Collected data —
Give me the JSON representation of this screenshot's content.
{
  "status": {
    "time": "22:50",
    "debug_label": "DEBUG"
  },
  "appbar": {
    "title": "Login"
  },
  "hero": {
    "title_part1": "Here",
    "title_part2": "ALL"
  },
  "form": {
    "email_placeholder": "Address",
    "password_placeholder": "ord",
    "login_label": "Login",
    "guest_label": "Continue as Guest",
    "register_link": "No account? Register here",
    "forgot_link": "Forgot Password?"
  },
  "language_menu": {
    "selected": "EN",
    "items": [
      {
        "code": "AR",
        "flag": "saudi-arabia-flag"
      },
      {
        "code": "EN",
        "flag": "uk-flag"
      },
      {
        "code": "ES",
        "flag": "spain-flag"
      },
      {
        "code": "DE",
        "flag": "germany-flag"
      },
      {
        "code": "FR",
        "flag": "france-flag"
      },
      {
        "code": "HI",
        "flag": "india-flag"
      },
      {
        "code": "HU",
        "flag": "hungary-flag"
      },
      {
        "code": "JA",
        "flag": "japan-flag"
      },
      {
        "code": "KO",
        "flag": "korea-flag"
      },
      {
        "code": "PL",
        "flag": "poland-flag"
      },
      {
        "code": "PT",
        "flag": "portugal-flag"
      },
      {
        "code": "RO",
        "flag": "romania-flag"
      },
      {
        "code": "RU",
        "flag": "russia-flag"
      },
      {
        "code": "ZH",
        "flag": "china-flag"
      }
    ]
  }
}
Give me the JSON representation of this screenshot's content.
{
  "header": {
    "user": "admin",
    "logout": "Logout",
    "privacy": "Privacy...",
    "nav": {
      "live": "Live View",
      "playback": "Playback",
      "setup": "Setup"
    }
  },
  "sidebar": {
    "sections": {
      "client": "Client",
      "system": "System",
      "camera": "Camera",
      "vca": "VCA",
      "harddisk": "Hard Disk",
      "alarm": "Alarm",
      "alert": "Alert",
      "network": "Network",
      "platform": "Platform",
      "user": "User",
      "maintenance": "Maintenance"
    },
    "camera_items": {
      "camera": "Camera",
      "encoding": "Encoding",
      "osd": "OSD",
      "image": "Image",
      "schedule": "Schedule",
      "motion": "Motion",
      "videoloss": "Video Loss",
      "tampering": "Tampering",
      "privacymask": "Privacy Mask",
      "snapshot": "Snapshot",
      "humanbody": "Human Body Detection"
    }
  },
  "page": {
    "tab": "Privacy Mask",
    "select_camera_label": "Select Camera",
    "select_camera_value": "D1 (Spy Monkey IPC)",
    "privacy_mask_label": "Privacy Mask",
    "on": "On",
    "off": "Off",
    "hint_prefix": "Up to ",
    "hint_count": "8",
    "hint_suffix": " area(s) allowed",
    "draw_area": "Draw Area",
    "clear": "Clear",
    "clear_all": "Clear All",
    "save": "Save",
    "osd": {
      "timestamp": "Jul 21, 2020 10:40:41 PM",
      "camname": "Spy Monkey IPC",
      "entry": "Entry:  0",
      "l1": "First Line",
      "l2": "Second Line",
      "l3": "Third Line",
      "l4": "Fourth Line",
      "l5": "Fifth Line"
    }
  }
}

Problem — Extract the entries above verbatim.

Result of this task —
Give me the JSON representation of this screenshot's content.
{
  "status": {
    "time": "22:50",
    "debug_label": "DEBUG"
  },
  "appbar": {
    "title": "Login"
  },
  "hero": {
    "title_part1": "Here",
    "title_part2": "ALL"
  },
  "form": {
    "email_placeholder": "Address",
    "password_placeholder": "ord",
    "login_label": "Login",
    "guest_label": "Continue as Guest",
    "register_link": "No account? Register here",
    "forgot_link": "Forgot Password?"
  },
  "language_menu": {
    "selected": "EN",
    "items": [
      {
        "code": "AR",
        "flag": "saudi-arabia-flag"
      },
      {
        "code": "EN",
        "flag": "uk-flag"
      },
      {
        "code": "ES",
        "flag": "spain-flag"
      },
      {
        "code": "DE",
        "flag": "germany-flag"
      },
      {
        "code": "FR",
        "flag": "france-flag"
      },
      {
        "code": "HI",
        "flag": "india-flag"
      },
      {
        "code": "HU",
        "flag": "hungary-flag"
      },
      {
        "code": "JA",
        "flag": "japan-flag"
      },
      {
        "code": "KO",
        "flag": "korea-flag"
      },
      {
        "code": "PL",
        "flag": "poland-flag"
      },
      {
        "code": "PT",
        "flag": "portugal-flag"
      },
      {
        "code": "RO",
        "flag": "romania-flag"
      },
      {
        "code": "RU",
        "flag": "russia-flag"
      },
      {
        "code": "ZH",
        "flag": "china-flag"
      }
    ]
  }
}
Give me the JSON representation of this screenshot's content.
{
  "header": {
    "user": "admin",
    "logout": "Logout",
    "privacy": "Privacy...",
    "nav": {
      "live": "Live View",
      "playback": "Playback",
      "setup": "Setup"
    }
  },
  "sidebar": {
    "sections": {
      "client": "Client",
      "system": "System",
      "camera": "Camera",
      "vca": "VCA",
      "harddisk": "Hard Disk",
      "alarm": "Alarm",
      "alert": "Alert",
      "network": "Network",
      "platform": "Platform",
      "user": "User",
      "maintenance": "Maintenance"
    },
    "camera_items": {
      "camera": "Camera",
      "encoding": "Encoding",
      "osd": "OSD",
      "image": "Image",
      "schedule": "Schedule",
      "motion": "Motion",
      "videoloss": "Video Loss",
      "tampering": "Tampering",
      "privacymask": "Privacy Mask",
      "snapshot": "Snapshot",
      "humanbody": "Human Body Detection"
    }
  },
  "page": {
    "tab": "Privacy Mask",
    "select_camera_label": "Select Camera",
    "select_camera_value": "D1 (Spy Monkey IPC)",
    "privacy_mask_label": "Privacy Mask",
    "on": "On",
    "off": "Off",
    "hint_prefix": "Up to ",
    "hint_count": "8",
    "hint_suffix": " area(s) allowed",
    "draw_area": "Draw Area",
    "clear": "Clear",
    "clear_all": "Clear All",
    "save": "Save",
    "osd": {
      "timestamp": "Jul 21, 2020 10:40:41 PM",
      "camname": "Spy Monkey IPC",
      "entry": "Entry:  0",
      "l1": "First Line",
      "l2": "Second Line",
      "l3": "Third Line",
      "l4": "Fourth Line",
      "l5": "Fifth Line"
    }
  }
}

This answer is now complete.